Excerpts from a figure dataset

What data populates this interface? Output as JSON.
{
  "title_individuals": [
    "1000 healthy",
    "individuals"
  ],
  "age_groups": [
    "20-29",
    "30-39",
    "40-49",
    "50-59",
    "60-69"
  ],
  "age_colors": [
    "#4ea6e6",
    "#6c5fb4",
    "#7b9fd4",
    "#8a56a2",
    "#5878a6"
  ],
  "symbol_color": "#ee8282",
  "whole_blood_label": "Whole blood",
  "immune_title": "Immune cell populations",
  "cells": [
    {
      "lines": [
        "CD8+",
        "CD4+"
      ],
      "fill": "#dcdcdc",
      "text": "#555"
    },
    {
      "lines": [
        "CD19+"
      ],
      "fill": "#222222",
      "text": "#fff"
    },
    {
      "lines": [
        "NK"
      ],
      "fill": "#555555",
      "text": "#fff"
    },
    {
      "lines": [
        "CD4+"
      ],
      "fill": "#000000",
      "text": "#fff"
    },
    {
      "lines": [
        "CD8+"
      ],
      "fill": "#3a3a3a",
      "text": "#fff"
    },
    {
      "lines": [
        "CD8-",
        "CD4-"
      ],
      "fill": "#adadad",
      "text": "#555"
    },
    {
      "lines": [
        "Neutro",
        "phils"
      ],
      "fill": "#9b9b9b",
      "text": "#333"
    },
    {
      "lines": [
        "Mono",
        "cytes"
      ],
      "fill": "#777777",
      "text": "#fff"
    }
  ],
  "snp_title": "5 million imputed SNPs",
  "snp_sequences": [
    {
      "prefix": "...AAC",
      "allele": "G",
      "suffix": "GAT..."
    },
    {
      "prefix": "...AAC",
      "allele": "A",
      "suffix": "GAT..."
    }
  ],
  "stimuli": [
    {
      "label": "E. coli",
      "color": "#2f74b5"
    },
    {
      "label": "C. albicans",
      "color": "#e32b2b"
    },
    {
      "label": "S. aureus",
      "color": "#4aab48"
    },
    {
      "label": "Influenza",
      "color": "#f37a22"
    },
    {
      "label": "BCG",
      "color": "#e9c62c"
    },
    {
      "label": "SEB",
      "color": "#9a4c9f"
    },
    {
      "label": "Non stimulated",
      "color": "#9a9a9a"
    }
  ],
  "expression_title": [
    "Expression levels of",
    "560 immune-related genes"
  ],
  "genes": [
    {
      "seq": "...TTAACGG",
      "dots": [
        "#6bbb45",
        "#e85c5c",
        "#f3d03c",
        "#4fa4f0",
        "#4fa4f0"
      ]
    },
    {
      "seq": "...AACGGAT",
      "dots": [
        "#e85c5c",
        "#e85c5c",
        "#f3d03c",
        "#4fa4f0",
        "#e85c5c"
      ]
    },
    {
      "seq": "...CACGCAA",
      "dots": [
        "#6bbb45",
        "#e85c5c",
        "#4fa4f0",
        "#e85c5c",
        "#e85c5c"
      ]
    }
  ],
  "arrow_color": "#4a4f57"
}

- **The task**: Exactly as given, repeat every record above.

- **Written response**:
What data populates this interface? Output as JSON.
{
  "title_individuals": [
    "1000 healthy",
    "individuals"
  ],
  "age_groups": [
    "20-29",
    "30-39",
    "40-49",
    "50-59",
    "60-69"
  ],
  "age_colors": [
    "#4ea6e6",
    "#6c5fb4",
    "#7b9fd4",
    "#8a56a2",
    "#5878a6"
  ],
  "symbol_color": "#ee8282",
  "whole_blood_label": "Whole blood",
  "immune_title": "Immune cell populations",
  "cells": [
    {
      "lines": [
        "CD8+",
        "CD4+"
      ],
      "fill": "#dcdcdc",
      "text": "#555"
    },
    {
      "lines": [
        "CD19+"
      ],
      "fill": "#222222",
      "text": "#fff"
    },
    {
      "lines": [
        "NK"
      ],
      "fill": "#555555",
      "text": "#fff"
    },
    {
      "lines": [
        "CD4+"
      ],
      "fill": "#000000",
      "text": "#fff"
    },
    {
      "lines": [
        "CD8+"
      ],
      "fill": "#3a3a3a",
      "text": "#fff"
    },
    {
      "lines": [
        "CD8-",
        "CD4-"
      ],
      "fill": "#adadad",
      "text": "#555"
    },
    {
      "lines": [
        "Neutro",
        "phils"
      ],
      "fill": "#9b9b9b",
      "text": "#333"
    },
    {
      "lines": [
        "Mono",
        "cytes"
      ],
      "fill": "#777777",
      "text": "#fff"
    }
  ],
  "snp_title": "5 million imputed SNPs",
  "snp_sequences": [
    {
      "prefix": "...AAC",
      "allele": "G",
      "suffix": "GAT..."
    },
    {
      "prefix": "...AAC",
      "allele": "A",
      "suffix": "GAT..."
    }
  ],
  "stimuli": [
    {
      "label": "E. coli",
      "color": "#2f74b5"
    },
    {
      "label": "C. albicans",
      "color": "#e32b2b"
    },
    {
      "label": "S. aureus",
      "color": "#4aab48"
    },
    {
      "label": "Influenza",
      "color": "#f37a22"
    },
    {
      "label": "BCG",
      "color": "#e9c62c"
    },
    {
      "label": "SEB",
      "color": "#9a4c9f"
    },
    {
      "label": "Non stimulated",
      "color": "#9a9a9a"
    }
  ],
  "expression_title": [
    "Expression levels of",
    "560 immune-related genes"
  ],
  "genes": [
    {
      "seq": "...TTAACGG",
      "dots": [
        "#6bbb45",
        "#e85c5c",
        "#f3d03c",
        "#4fa4f0",
        "#4fa4f0"
      ]
    },
    {
      "seq": "...AACGGAT",
      "dots": [
        "#e85c5c",
        "#e85c5c",
        "#f3d03c",
        "#4fa4f0",
        "#e85c5c"
      ]
    },
    {
      "seq": "...CACGCAA",
      "dots": [
        "#6bbb45",
        "#e85c5c",
        "#4fa4f0",
        "#e85c5c",
        "#e85c5c"
      ]
    }
  ],
  "arrow_color": "#4a4f57"
}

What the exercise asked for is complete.